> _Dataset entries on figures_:
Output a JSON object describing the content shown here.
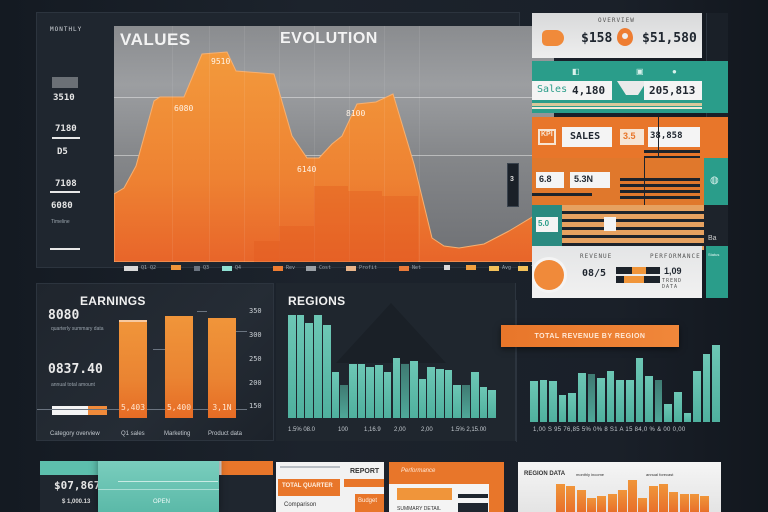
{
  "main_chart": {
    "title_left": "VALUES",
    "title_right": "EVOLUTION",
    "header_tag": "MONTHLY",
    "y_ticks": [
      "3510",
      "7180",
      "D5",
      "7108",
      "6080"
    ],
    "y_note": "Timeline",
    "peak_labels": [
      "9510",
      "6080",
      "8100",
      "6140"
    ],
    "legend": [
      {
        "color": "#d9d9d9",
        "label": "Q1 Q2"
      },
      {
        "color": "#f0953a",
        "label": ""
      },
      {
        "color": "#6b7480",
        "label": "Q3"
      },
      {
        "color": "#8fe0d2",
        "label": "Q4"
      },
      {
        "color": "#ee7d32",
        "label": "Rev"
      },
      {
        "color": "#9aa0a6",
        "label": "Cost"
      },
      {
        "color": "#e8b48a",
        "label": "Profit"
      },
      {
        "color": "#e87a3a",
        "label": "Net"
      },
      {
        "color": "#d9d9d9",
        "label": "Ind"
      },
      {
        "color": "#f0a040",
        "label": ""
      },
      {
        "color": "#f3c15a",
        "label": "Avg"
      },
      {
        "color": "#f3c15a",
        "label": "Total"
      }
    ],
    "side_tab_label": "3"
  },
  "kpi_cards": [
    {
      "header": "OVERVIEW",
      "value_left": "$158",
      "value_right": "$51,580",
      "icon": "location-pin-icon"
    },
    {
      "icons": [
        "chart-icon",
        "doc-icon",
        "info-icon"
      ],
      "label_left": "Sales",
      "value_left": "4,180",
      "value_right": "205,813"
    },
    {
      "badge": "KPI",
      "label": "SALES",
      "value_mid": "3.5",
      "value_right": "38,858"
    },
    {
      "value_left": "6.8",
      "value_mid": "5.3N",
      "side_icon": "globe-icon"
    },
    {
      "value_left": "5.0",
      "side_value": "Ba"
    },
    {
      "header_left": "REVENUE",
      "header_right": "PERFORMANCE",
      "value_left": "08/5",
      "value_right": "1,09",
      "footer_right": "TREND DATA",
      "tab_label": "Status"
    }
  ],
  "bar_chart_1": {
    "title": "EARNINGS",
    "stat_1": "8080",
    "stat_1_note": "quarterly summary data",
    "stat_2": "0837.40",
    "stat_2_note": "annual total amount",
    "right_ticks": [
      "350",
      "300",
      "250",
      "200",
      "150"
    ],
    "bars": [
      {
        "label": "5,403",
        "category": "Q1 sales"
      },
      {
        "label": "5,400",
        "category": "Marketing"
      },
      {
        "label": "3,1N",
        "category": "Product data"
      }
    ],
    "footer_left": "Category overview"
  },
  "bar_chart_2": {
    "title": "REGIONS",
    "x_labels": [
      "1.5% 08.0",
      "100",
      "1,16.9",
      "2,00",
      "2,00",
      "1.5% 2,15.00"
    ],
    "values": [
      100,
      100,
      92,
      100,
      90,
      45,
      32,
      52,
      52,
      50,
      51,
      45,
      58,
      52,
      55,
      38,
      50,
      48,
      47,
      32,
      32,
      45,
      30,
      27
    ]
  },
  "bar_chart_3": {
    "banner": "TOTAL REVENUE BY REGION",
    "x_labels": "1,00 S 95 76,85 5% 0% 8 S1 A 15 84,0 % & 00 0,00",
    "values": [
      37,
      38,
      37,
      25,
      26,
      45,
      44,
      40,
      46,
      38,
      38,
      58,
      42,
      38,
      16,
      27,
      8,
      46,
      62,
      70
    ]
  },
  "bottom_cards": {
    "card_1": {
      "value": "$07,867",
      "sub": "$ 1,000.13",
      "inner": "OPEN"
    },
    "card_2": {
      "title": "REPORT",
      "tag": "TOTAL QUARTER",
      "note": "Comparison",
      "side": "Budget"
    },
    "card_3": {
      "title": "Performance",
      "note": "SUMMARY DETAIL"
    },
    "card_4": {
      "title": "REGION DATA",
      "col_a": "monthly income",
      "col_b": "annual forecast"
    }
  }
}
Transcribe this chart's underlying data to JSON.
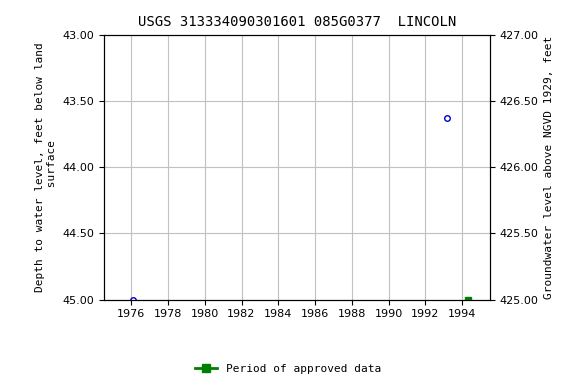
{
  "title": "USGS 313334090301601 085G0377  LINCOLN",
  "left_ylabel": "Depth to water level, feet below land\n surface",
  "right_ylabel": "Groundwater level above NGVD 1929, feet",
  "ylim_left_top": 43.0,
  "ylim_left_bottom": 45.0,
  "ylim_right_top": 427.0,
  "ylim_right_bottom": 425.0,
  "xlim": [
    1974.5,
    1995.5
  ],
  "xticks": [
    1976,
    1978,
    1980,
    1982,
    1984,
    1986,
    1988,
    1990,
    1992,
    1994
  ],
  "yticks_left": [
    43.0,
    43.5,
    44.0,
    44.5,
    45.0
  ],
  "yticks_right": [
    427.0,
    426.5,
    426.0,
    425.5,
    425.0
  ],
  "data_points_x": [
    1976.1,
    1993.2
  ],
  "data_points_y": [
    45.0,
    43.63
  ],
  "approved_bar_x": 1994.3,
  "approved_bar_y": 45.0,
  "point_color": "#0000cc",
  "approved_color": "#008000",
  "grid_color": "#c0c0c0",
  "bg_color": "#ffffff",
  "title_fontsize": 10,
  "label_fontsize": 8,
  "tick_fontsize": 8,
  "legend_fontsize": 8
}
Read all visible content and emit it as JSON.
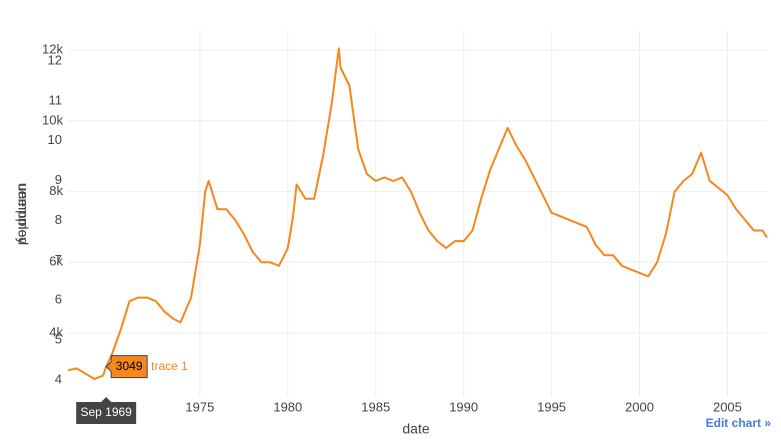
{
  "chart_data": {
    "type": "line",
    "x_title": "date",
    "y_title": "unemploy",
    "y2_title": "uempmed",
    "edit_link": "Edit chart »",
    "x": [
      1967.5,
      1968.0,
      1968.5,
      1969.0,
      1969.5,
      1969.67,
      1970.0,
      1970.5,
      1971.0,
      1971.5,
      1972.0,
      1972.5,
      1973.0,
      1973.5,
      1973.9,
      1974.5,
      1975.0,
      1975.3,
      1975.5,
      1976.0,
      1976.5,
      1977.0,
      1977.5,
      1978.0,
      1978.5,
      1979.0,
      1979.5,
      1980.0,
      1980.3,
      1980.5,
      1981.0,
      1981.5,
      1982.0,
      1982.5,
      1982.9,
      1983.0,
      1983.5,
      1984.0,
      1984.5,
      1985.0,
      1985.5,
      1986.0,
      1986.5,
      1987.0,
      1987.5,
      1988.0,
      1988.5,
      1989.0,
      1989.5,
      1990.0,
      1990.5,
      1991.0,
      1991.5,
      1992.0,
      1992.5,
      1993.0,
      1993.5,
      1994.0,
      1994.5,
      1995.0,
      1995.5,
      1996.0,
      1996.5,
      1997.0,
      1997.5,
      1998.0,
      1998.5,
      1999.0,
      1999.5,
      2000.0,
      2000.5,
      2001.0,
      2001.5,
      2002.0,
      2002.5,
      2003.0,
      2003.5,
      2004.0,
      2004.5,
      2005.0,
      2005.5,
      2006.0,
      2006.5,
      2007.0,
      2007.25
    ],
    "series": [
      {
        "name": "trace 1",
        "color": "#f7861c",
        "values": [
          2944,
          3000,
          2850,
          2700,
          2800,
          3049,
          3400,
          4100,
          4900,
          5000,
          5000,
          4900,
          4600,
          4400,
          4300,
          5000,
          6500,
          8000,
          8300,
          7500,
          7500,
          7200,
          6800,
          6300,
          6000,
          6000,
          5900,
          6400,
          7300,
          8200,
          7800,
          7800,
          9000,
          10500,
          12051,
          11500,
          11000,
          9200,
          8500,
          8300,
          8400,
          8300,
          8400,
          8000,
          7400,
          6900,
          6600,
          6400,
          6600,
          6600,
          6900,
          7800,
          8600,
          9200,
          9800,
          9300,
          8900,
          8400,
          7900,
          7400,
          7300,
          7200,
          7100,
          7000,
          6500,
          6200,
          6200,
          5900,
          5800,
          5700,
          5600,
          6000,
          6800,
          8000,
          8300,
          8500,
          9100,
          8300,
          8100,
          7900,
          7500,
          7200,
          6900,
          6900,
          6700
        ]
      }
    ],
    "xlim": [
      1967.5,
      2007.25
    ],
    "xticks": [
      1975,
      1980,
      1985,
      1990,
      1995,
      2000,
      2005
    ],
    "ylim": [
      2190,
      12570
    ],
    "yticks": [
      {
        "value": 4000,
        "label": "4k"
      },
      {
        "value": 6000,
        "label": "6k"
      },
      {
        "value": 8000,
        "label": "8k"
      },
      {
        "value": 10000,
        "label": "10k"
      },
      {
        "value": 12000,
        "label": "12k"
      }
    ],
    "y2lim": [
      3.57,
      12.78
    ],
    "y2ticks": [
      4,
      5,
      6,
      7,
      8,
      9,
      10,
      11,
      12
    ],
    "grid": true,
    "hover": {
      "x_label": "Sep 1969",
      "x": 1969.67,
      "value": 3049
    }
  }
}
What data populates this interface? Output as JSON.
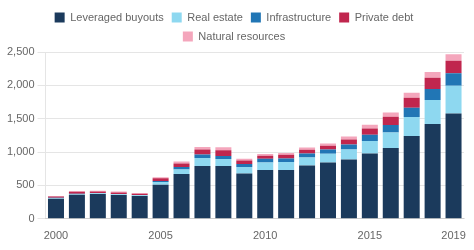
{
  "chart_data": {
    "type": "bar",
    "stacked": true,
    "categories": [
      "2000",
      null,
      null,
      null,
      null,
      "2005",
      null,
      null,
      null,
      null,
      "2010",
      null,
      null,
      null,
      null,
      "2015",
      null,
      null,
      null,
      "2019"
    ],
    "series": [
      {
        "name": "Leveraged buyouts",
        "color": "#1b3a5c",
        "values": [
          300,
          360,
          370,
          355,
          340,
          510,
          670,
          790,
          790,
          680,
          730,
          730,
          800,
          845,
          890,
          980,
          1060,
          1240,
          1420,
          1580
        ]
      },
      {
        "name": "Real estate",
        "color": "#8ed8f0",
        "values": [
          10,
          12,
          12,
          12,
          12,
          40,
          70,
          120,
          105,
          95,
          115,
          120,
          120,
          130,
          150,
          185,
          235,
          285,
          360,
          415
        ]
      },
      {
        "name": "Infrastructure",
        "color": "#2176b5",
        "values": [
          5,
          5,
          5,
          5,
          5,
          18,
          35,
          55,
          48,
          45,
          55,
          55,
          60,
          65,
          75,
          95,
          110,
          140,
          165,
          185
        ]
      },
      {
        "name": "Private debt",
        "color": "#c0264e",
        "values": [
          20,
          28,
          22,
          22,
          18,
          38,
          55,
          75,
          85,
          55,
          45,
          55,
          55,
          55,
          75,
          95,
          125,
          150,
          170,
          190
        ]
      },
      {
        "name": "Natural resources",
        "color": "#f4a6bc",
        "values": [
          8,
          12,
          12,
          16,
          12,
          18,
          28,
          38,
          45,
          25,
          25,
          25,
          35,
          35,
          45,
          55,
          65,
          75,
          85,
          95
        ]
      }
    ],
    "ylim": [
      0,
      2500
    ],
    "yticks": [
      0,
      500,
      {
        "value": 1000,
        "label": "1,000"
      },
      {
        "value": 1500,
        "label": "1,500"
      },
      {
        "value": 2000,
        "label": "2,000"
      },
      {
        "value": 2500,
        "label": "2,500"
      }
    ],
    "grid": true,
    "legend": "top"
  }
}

> _Given exercise_:
From the entries above, pull out each line that includes "annual".

> _Complete response_:
    "stat_2_note": "annual total amount",
      "col_b": "annual forecast"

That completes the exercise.